## [Task statement]
Quote every line as given.

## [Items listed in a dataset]
--- START ---
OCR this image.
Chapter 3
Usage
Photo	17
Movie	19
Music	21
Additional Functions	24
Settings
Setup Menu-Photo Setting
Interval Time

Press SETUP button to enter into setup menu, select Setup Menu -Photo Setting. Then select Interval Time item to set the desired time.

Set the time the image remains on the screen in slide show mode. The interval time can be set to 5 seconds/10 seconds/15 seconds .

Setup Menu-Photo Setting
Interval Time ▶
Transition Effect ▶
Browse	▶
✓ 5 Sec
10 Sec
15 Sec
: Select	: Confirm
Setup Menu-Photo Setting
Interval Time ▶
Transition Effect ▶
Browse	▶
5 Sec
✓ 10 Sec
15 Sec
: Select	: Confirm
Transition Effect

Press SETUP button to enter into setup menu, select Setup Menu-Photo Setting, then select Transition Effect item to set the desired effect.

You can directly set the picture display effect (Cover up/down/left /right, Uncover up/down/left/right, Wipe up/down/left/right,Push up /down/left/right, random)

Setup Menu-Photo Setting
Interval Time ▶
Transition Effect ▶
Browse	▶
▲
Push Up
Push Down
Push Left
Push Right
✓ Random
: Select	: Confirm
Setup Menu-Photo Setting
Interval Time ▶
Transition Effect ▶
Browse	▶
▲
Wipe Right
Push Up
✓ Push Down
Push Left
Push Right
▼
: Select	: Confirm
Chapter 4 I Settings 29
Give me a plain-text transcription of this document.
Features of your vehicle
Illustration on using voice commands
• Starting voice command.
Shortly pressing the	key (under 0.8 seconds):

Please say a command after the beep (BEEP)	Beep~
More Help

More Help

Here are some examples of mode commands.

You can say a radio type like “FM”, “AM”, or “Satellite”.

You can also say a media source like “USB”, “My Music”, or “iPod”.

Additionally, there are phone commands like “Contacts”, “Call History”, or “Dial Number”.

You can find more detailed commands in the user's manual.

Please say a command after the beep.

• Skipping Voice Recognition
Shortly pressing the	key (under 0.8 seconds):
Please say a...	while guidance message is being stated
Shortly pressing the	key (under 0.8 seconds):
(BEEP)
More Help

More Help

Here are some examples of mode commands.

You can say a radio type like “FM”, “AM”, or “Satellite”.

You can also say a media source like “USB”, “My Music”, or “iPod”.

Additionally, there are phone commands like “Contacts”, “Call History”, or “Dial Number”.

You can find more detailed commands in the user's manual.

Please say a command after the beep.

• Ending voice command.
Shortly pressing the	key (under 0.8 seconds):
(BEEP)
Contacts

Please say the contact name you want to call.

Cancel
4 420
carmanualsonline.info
--- END ---
## [Final result]
OCR this image.
Chapter 3
Usage
Photo	17
Movie	19
Music	21
Additional Functions	24
Settings
Setup Menu-Photo Setting
Interval Time

Press SETUP button to enter into setup menu, select Setup Menu -Photo Setting. Then select Interval Time item to set the desired time.

Set the time the image remains on the screen in slide show mode. The interval time can be set to 5 seconds/10 seconds/15 seconds .

Setup Menu-Photo Setting
Interval Time ▶
Transition Effect ▶
Browse	▶
✓ 5 Sec
10 Sec
15 Sec
: Select	: Confirm
Setup Menu-Photo Setting
Interval Time ▶
Transition Effect ▶
Browse	▶
5 Sec
✓ 10 Sec
15 Sec
: Select	: Confirm
Transition Effect

Press SETUP button to enter into setup menu, select Setup Menu-Photo Setting, then select Transition Effect item to set the desired effect.

You can directly set the picture display effect (Cover up/down/left /right, Uncover up/down/left/right, Wipe up/down/left/right,Push up /down/left/right, random)

Setup Menu-Photo Setting
Interval Time ▶
Transition Effect ▶
Browse	▶
▲
Push Up
Push Down
Push Left
Push Right
✓ Random
: Select	: Confirm
Setup Menu-Photo Setting
Interval Time ▶
Transition Effect ▶
Browse	▶
▲
Wipe Right
Push Up
✓ Push Down
Push Left
Push Right
▼
: Select	: Confirm
Chapter 4 I Settings 29
Give me a plain-text transcription of this document.
Features of your vehicle
Illustration on using voice commands
• Starting voice command.
Shortly pressing the	key (under 0.8 seconds):

Please say a command after the beep (BEEP)	Beep~
More Help

More Help

Here are some examples of mode commands.

You can say a radio type like “FM”, “AM”, or “Satellite”.

You can also say a media source like “USB”, “My Music”, or “iPod”.

Additionally, there are phone commands like “Contacts”, “Call History”, or “Dial Number”.

You can find more detailed commands in the user's manual.

Please say a command after the beep.

• Skipping Voice Recognition
Shortly pressing the	key (under 0.8 seconds):
Please say a...	while guidance message is being stated
Shortly pressing the	key (under 0.8 seconds):
(BEEP)
More Help

More Help

Here are some examples of mode commands.

You can say a radio type like “FM”, “AM”, or “Satellite”.

You can also say a media source like “USB”, “My Music”, or “iPod”.

Additionally, there are phone commands like “Contacts”, “Call History”, or “Dial Number”.

You can find more detailed commands in the user's manual.

Please say a command after the beep.

• Ending voice command.
Shortly pressing the	key (under 0.8 seconds):
(BEEP)
Contacts

Please say the contact name you want to call.

Cancel
4 420
carmanualsonline.info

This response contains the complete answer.